DESCRIPTION OF THE TASK: Each line that contains the word "Averbação" counts once; give the total for the records below and nothing else.

DATA ENTRIES:

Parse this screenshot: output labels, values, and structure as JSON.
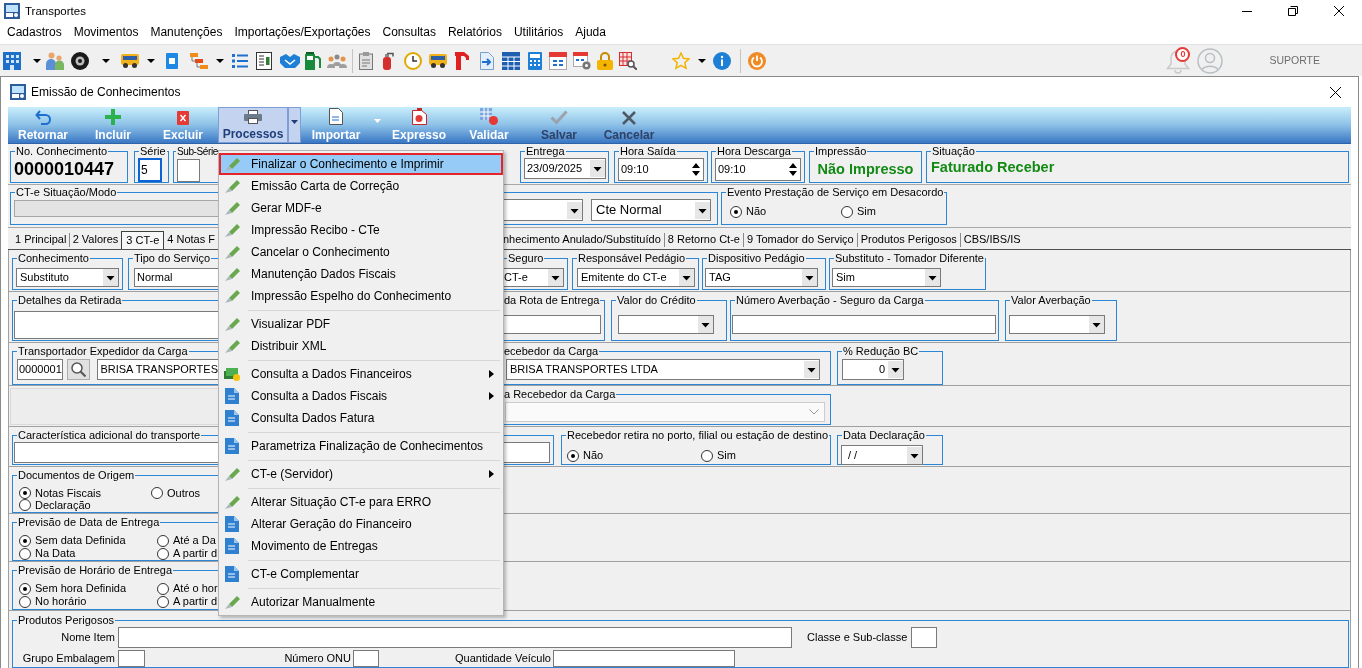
{
  "window": {
    "title": "Transportes"
  },
  "menu_bar": [
    "Cadastros",
    "Movimentos",
    "Manutenções",
    "Importações/Exportações",
    "Consultas",
    "Relatórios",
    "Utilitários",
    "Ajuda"
  ],
  "toolbar": {
    "notification_count": "0",
    "user_name": "SUPORTE"
  },
  "document_window": {
    "title": "Emissão de Conhecimentos"
  },
  "actions": [
    {
      "label": "Retornar",
      "kind": "back",
      "selected": false,
      "disabled": false,
      "split": false
    },
    {
      "label": "Incluir",
      "kind": "add",
      "selected": false,
      "disabled": false,
      "split": false
    },
    {
      "label": "Excluir",
      "kind": "delete",
      "selected": false,
      "disabled": false,
      "split": false
    },
    {
      "label": "Processos",
      "kind": "print",
      "selected": true,
      "disabled": false,
      "split": true
    },
    {
      "label": "Importar",
      "kind": "import",
      "selected": false,
      "disabled": false,
      "split": true
    },
    {
      "label": "Expresso",
      "kind": "express",
      "selected": false,
      "disabled": false,
      "split": false
    },
    {
      "label": "Validar",
      "kind": "validate",
      "selected": false,
      "disabled": false,
      "split": false
    },
    {
      "label": "Salvar",
      "kind": "save",
      "selected": false,
      "disabled": true,
      "split": false
    },
    {
      "label": "Cancelar",
      "kind": "cancel",
      "selected": false,
      "disabled": true,
      "split": false
    }
  ],
  "header": {
    "number": {
      "label": "No. Conhecimento",
      "value": "0000010447"
    },
    "series": {
      "label": "Série",
      "value": "5"
    },
    "sub_series": {
      "label": "Sub-Série"
    },
    "delivery_date": {
      "label": "Entrega",
      "value": "23/09/2025"
    },
    "departure_time": {
      "label": "Hora Saída",
      "value": "09:10"
    },
    "unload_time": {
      "label": "Hora Descarga",
      "value": "09:10"
    },
    "printing": {
      "label": "Impressão",
      "value": "Não Impresso"
    },
    "status": {
      "label": "Situação",
      "value": "Faturado Receber"
    }
  },
  "mode_row": {
    "mode": {
      "label": "CT-e Situação/Modo",
      "value": "Cte Normal"
    },
    "disagreement": {
      "label": "Evento Prestação de Serviço em Desacordo",
      "options": [
        {
          "label": "Não",
          "selected": true
        },
        {
          "label": "Sim",
          "selected": false
        }
      ]
    }
  },
  "tab_groups": [
    {
      "tabs": [
        {
          "label": "1 Principal",
          "selected": false
        },
        {
          "label": "2 Valores",
          "selected": false
        },
        {
          "label": "3 CT-e",
          "selected": true
        },
        {
          "label": "4 Notas F",
          "selected": false
        }
      ]
    },
    {
      "tabs": [
        {
          "label": "nhecimento Anulado/Substituído",
          "selected": false
        },
        {
          "label": "8 Retorno Ct-e",
          "selected": false
        },
        {
          "label": "9 Tomador do Serviço",
          "selected": false
        },
        {
          "label": "Produtos Perigosos",
          "selected": false
        },
        {
          "label": "CBS/IBS/IS",
          "selected": false
        }
      ]
    }
  ],
  "cte_tab": {
    "document_type": {
      "label": "Conhecimento",
      "value": "Substituto"
    },
    "service_type": {
      "label": "Tipo do Serviço",
      "value": "Normal"
    },
    "insurance": {
      "label": "Seguro",
      "value": "CT-e"
    },
    "toll_responsible": {
      "label": "Responsável Pedágio",
      "value": "Emitente do CT-e"
    },
    "toll_device": {
      "label": "Dispositivo Pedágio",
      "value": "TAG"
    },
    "different_payer": {
      "label": "Substituto - Tomador Diferente",
      "value": "Sim"
    },
    "pickup_details": {
      "label": "Detalhes da Retirada"
    },
    "delivery_route": {
      "label": "da Rota de Entrega"
    },
    "credit_value": {
      "label": "Valor do Crédito"
    },
    "insurance_number": {
      "label": "Número Averbação - Seguro da Carga"
    },
    "insurance_value": {
      "label": "Valor Averbação"
    },
    "shipper": {
      "label": "Transportador Expedidor da Carga",
      "code": "0000001",
      "name": "BRISA TRANSPORTES"
    },
    "receiver": {
      "label": "ecebedor da Carga",
      "value": "BRISA TRANSPORTES LTDA"
    },
    "bc_reduction": {
      "label": "% Redução BC",
      "value": "0"
    },
    "receiver_2": {
      "label": "a Recebedor da Carga"
    },
    "extra_feature": {
      "label": "Característica adicional do transporte"
    },
    "receiver_pickup": {
      "label": "Recebedor retira no porto, filial ou estação de destino",
      "options": [
        {
          "label": "Não",
          "selected": true
        },
        {
          "label": "Sim",
          "selected": false
        }
      ]
    },
    "declaration_date": {
      "label": "Data Declaração",
      "value": "/ /"
    },
    "origin_documents": {
      "label": "Documentos de Origem",
      "options": [
        {
          "label": "Notas Fiscais",
          "selected": true
        },
        {
          "label": "Outros",
          "selected": false
        },
        {
          "label": "Declaração",
          "selected": false
        }
      ]
    },
    "delivery_date_forecast": {
      "label": "Previsão de Data de Entrega",
      "options": [
        {
          "label": "Sem data Definida",
          "selected": true
        },
        {
          "label": "Até a Da",
          "selected": false
        },
        {
          "label": "Na Data",
          "selected": false
        },
        {
          "label": "A partir d",
          "selected": false
        }
      ]
    },
    "delivery_time_forecast": {
      "label": "Previsão de Horário de Entrega",
      "options": [
        {
          "label": "Sem hora Definida",
          "selected": true
        },
        {
          "label": "Até o hor",
          "selected": false
        },
        {
          "label": "No horário",
          "selected": false
        },
        {
          "label": "A partir d",
          "selected": false
        }
      ]
    },
    "dangerous_goods": {
      "label": "Produtos Perigosos",
      "fields": [
        {
          "label": "Nome Item"
        },
        {
          "label": "Classe e Sub-classe"
        },
        {
          "label": "Grupo Embalagem"
        },
        {
          "label": "Número ONU"
        },
        {
          "label": "Quantidade Veículo"
        }
      ]
    }
  },
  "process_menu": {
    "groups": [
      {
        "items": [
          {
            "label": "Finalizar o Conhecimento e Imprimir",
            "kind": "tool",
            "submenu": false,
            "selected": true
          },
          {
            "label": "Emissão Carta de Correção",
            "kind": "tool",
            "submenu": false,
            "selected": false
          },
          {
            "label": "Gerar MDF-e",
            "kind": "tool",
            "submenu": false,
            "selected": false
          },
          {
            "label": "Impressão Recibo - CTe",
            "kind": "tool",
            "submenu": false,
            "selected": false
          },
          {
            "label": "Cancelar o Conhecimento",
            "kind": "tool",
            "submenu": false,
            "selected": false
          },
          {
            "label": "Manutenção Dados Fiscais",
            "kind": "tool",
            "submenu": false,
            "selected": false
          },
          {
            "label": "Impressão Espelho do Conhecimento",
            "kind": "tool",
            "submenu": false,
            "selected": false
          }
        ]
      },
      {
        "items": [
          {
            "label": "Visualizar PDF",
            "kind": "tool",
            "submenu": false,
            "selected": false
          },
          {
            "label": "Distribuir XML",
            "kind": "tool",
            "submenu": false,
            "selected": false
          }
        ]
      },
      {
        "items": [
          {
            "label": "Consulta a Dados Financeiros",
            "kind": "money",
            "submenu": true,
            "selected": false
          },
          {
            "label": "Consulta a Dados Fiscais",
            "kind": "document",
            "submenu": true,
            "selected": false
          },
          {
            "label": "Consulta Dados Fatura",
            "kind": "document",
            "submenu": false,
            "selected": false
          }
        ]
      },
      {
        "items": [
          {
            "label": "Parametriza Finalização de Conhecimentos",
            "kind": "document",
            "submenu": false,
            "selected": false
          }
        ]
      },
      {
        "items": [
          {
            "label": "CT-e (Servidor)",
            "kind": "tool",
            "submenu": true,
            "selected": false
          }
        ]
      },
      {
        "items": [
          {
            "label": "Alterar Situação CT-e para ERRO",
            "kind": "tool",
            "submenu": false,
            "selected": false
          },
          {
            "label": "Alterar Geração do Financeiro",
            "kind": "document",
            "submenu": false,
            "selected": false
          },
          {
            "label": "Movimento de Entregas",
            "kind": "document",
            "submenu": false,
            "selected": false
          }
        ]
      },
      {
        "items": [
          {
            "label": "CT-e Complementar",
            "kind": "document",
            "submenu": false,
            "selected": false
          }
        ]
      },
      {
        "items": [
          {
            "label": "Autorizar Manualmente",
            "kind": "tool",
            "submenu": false,
            "selected": false
          }
        ]
      }
    ]
  }
}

OUTPUT BELOW: 2